What the exercise asks:
Convert the items starting with the line that contains "option-desc: Set up a dial-up" and going on through the line that contains "cancel-button[interactable]: Cancel (1451, 489, 1539, 515)" into a numbered list, leaving out any blank lines.

>> Start

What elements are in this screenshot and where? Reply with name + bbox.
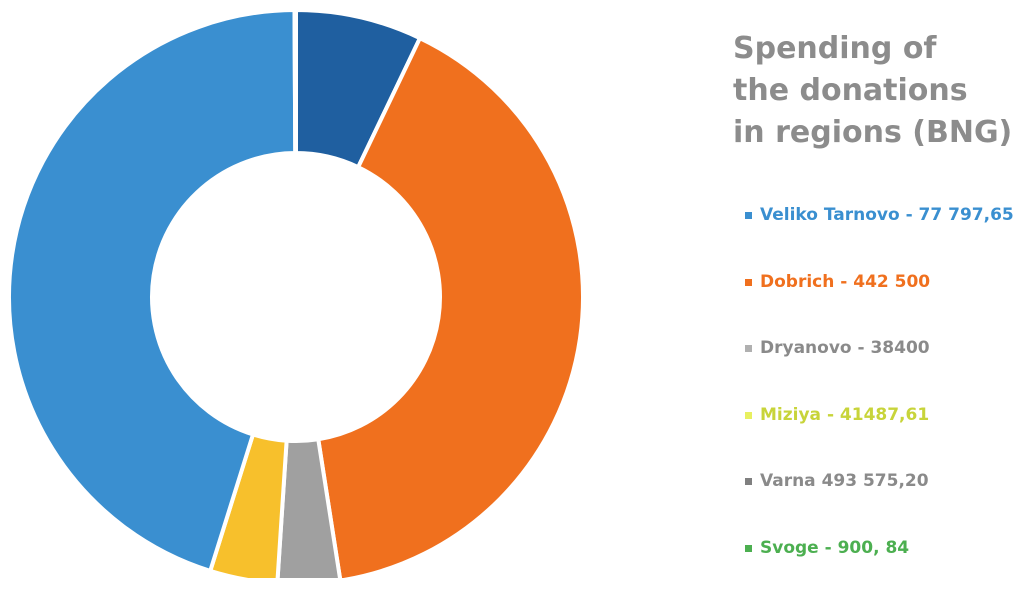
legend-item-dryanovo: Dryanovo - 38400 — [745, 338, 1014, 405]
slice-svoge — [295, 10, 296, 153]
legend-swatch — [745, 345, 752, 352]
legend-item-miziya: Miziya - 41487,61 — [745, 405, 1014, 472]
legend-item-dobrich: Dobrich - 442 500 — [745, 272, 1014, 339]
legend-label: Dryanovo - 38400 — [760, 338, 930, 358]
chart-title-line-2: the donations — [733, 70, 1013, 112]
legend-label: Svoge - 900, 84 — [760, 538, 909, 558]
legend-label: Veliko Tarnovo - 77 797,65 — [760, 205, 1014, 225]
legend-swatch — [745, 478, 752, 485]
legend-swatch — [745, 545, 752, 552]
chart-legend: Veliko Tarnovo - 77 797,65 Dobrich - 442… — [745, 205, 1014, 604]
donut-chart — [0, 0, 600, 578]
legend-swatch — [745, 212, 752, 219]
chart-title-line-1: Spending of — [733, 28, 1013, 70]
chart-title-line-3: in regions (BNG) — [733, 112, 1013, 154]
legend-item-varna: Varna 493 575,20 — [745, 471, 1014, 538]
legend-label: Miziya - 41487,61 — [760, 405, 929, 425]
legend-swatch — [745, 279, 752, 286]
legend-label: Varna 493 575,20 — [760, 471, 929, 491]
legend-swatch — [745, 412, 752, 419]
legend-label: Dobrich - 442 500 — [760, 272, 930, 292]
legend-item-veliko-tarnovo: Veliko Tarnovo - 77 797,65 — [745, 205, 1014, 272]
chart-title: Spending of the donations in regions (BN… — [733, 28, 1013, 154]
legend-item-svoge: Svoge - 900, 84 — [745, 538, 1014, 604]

>> End
>> Start

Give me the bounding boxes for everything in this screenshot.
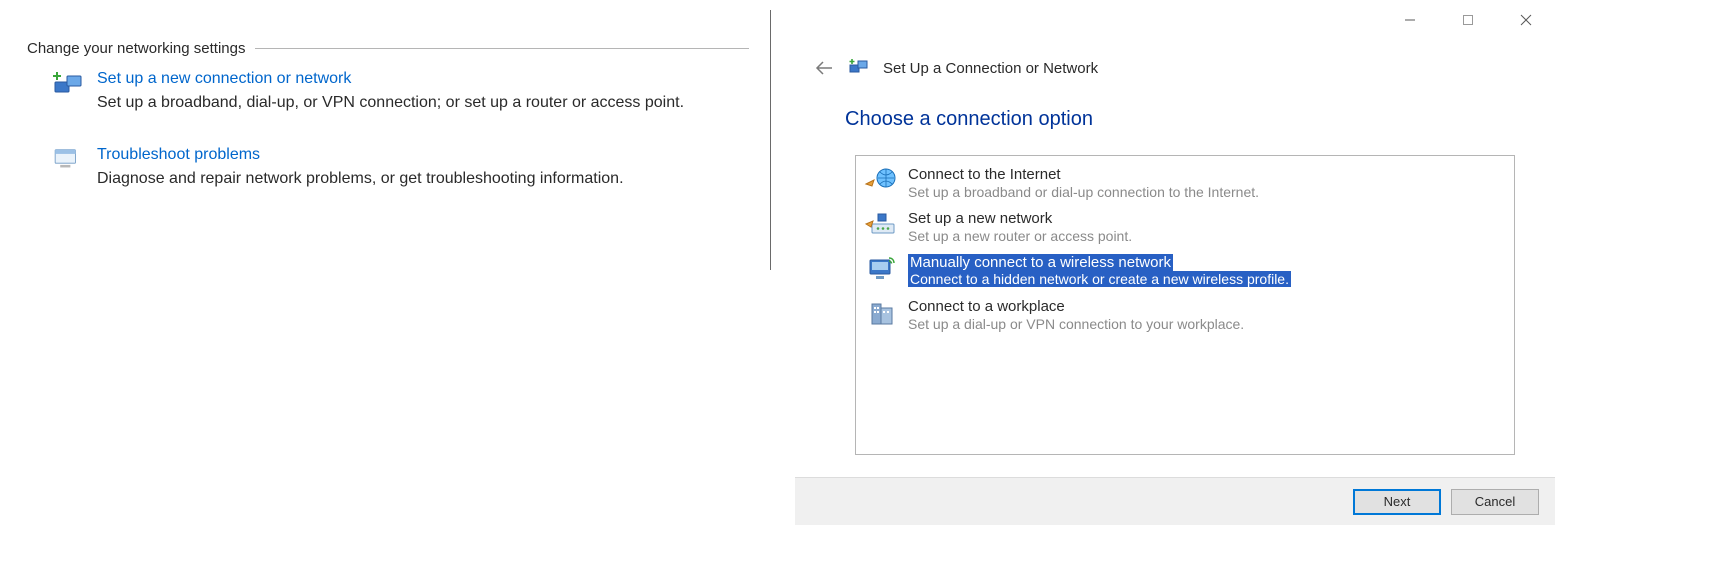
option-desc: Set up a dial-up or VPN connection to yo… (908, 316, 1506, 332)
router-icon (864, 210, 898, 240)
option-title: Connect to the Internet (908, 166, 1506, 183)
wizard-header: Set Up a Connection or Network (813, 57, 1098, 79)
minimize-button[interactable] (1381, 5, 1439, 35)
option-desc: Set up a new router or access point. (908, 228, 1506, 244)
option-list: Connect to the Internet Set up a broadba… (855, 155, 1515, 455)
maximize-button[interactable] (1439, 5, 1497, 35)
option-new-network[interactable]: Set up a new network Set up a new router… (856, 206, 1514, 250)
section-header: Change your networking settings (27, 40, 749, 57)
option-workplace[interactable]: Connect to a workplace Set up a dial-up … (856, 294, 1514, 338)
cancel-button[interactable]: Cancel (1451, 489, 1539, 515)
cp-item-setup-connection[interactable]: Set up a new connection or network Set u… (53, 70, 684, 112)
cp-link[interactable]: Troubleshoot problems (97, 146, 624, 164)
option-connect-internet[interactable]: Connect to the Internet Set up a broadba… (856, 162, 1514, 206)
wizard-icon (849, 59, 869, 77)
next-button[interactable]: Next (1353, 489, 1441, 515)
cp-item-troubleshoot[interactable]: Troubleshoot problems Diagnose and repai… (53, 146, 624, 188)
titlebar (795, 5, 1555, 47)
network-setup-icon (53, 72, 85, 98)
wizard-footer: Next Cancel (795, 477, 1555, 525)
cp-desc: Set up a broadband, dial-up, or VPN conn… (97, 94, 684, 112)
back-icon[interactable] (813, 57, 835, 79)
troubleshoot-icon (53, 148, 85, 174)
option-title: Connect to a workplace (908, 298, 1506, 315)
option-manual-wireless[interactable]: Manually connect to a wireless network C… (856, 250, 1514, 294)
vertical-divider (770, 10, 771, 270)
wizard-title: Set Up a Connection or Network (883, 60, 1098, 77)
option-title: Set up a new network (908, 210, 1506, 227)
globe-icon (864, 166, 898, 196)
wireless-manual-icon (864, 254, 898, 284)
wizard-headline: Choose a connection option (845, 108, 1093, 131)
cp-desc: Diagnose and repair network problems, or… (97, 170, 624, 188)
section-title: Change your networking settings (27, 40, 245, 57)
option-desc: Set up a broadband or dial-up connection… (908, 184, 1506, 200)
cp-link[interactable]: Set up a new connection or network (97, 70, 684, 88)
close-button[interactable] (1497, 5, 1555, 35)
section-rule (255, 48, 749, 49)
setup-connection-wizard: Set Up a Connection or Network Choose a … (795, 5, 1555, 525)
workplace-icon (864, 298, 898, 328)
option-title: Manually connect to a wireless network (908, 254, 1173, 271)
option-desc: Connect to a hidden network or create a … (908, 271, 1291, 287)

>> End

Full response:
1. option-desc: Set up a dial-up or VPN connection to yo… (908, 316, 1506, 332)
2. router-icon (864, 210, 898, 240)
3. option-title: Connect to the Internet (908, 166, 1506, 183)
4. wizard-header: Set Up a Connection or Network (813, 57, 1098, 79)
5. minimize-button[interactable] (1381, 5, 1439, 35)
6. option-desc: Set up a new router or access point. (908, 228, 1506, 244)
7. option-list: Connect to the Internet Set up a broadba… (855, 155, 1515, 455)
8. maximize-button[interactable] (1439, 5, 1497, 35)
9. option-new-network[interactable]: Set up a new network Set up a new router… (856, 206, 1514, 250)
10. section-header: Change your networking settings (27, 40, 749, 57)
11. option-workplace[interactable]: Connect to a workplace Set up a dial-up … (856, 294, 1514, 338)
12. cancel-button[interactable]: Cancel (1451, 489, 1539, 515)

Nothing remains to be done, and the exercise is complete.